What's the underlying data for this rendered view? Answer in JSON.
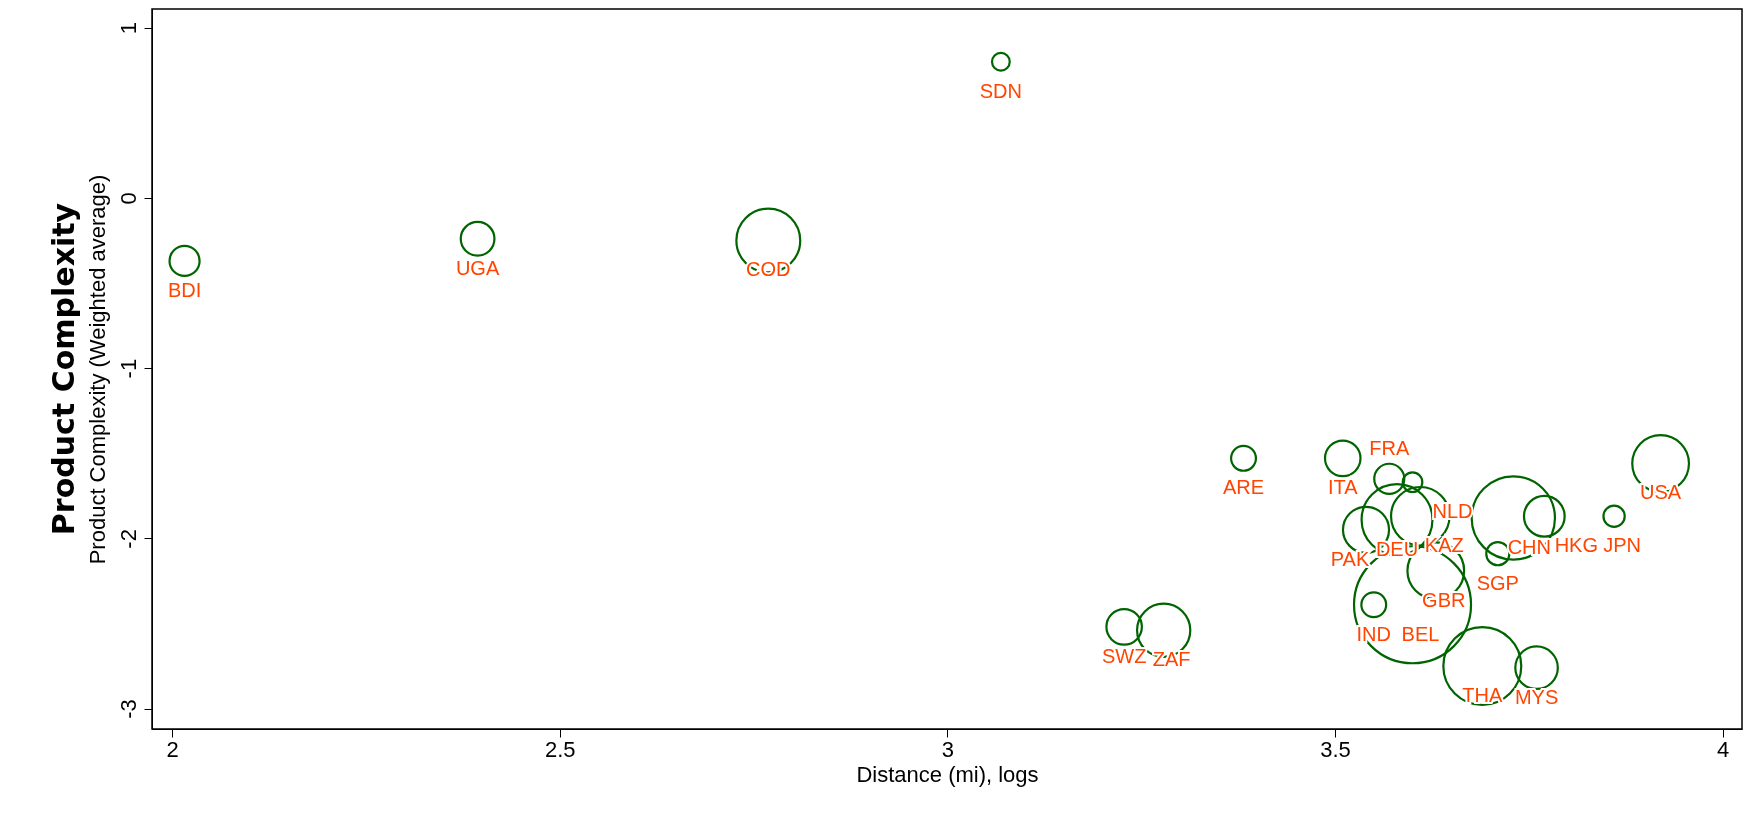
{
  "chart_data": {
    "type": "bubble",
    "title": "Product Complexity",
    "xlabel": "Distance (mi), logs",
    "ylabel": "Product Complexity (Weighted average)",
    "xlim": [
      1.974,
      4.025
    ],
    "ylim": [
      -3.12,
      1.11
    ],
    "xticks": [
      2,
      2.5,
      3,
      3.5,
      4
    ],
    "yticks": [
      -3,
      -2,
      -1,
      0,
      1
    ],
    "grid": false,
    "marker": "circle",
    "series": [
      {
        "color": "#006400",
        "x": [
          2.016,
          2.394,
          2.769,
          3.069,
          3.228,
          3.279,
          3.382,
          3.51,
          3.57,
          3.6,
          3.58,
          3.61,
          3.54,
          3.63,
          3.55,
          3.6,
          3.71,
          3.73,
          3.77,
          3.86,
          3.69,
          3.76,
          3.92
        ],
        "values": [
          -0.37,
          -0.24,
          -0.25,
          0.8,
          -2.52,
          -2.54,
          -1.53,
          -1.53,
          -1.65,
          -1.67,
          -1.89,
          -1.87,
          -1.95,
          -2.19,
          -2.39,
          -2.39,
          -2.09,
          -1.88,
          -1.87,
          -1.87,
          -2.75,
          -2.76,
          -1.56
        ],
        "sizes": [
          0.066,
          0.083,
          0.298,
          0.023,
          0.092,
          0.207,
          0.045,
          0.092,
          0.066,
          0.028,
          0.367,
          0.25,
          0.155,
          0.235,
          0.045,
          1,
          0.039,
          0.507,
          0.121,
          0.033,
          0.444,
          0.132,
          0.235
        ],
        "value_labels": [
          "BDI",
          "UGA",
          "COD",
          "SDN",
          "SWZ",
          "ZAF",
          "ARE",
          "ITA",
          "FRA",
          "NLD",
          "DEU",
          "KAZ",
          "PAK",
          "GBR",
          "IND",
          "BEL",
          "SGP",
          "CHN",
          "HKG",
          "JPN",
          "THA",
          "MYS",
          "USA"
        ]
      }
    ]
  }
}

--- --- ---

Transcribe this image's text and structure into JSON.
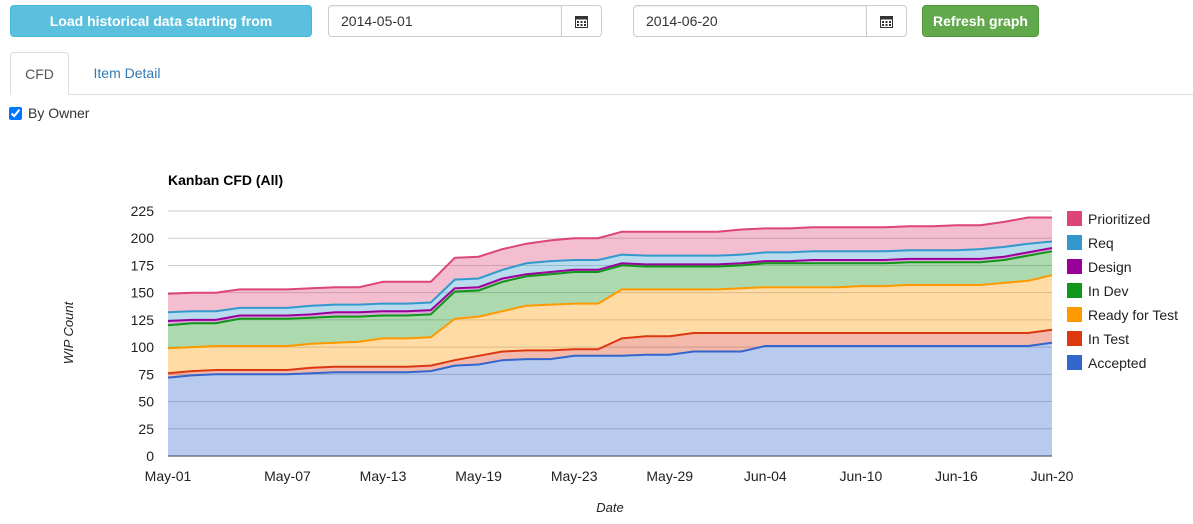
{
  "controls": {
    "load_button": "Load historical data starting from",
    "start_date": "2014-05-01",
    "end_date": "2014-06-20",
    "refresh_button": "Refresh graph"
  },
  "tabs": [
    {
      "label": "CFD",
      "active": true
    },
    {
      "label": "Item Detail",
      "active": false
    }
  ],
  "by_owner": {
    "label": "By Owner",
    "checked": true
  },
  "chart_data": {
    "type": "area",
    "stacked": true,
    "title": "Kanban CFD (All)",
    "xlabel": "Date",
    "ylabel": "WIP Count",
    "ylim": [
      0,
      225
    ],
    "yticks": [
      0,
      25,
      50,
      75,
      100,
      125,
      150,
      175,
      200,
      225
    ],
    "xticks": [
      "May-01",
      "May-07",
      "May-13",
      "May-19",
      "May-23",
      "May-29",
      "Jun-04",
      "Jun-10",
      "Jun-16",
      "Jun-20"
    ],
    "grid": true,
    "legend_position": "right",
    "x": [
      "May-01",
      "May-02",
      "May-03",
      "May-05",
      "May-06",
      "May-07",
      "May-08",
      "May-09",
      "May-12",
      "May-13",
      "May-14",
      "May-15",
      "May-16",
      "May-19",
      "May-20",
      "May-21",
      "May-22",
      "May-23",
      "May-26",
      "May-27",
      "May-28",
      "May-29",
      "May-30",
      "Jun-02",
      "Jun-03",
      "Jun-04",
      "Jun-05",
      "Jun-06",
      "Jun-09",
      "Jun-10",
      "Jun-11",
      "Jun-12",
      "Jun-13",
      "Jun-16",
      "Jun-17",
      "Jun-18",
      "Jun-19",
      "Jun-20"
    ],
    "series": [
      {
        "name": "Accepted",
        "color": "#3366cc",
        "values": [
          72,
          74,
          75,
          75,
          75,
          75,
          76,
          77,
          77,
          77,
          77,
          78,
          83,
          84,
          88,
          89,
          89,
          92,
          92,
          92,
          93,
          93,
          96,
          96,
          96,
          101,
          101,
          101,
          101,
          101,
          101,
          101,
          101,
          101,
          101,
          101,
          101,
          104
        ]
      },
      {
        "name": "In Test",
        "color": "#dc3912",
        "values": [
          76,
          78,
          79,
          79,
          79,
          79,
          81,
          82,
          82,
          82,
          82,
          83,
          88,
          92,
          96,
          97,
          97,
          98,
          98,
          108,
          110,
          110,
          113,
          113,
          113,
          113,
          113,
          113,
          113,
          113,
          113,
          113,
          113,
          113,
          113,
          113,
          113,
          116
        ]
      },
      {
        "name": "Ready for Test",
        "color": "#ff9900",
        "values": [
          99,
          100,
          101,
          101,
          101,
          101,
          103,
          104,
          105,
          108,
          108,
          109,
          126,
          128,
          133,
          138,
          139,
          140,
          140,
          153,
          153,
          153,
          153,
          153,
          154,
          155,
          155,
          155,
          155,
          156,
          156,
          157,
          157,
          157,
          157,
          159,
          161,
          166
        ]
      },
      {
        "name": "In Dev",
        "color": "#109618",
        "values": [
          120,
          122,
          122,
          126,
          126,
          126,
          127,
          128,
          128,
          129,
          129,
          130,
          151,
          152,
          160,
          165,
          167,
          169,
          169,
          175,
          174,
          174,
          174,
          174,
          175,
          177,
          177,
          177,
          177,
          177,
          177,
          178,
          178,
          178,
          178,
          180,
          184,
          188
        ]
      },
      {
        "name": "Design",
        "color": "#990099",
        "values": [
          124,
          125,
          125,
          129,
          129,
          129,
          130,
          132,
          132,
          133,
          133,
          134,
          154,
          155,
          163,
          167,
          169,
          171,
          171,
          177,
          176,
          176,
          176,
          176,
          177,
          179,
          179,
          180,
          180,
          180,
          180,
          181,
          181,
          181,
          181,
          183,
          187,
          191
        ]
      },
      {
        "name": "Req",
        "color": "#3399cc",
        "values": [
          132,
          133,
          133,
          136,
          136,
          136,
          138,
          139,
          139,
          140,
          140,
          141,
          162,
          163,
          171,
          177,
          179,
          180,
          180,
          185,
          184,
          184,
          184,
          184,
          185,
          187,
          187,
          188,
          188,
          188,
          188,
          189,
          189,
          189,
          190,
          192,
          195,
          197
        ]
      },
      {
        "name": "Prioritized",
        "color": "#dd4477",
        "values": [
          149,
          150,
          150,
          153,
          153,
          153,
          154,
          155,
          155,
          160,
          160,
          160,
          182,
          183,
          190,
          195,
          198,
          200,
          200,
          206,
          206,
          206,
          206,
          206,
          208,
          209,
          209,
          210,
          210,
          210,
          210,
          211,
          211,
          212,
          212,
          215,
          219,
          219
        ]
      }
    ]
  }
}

--- --- ---

- The exercise
Identify all lines in the records above with the word "this".

- Finished exercise
What's the underlying data for this rendered view? Answer in JSON.
Transcribe this image's text and structure into JSON.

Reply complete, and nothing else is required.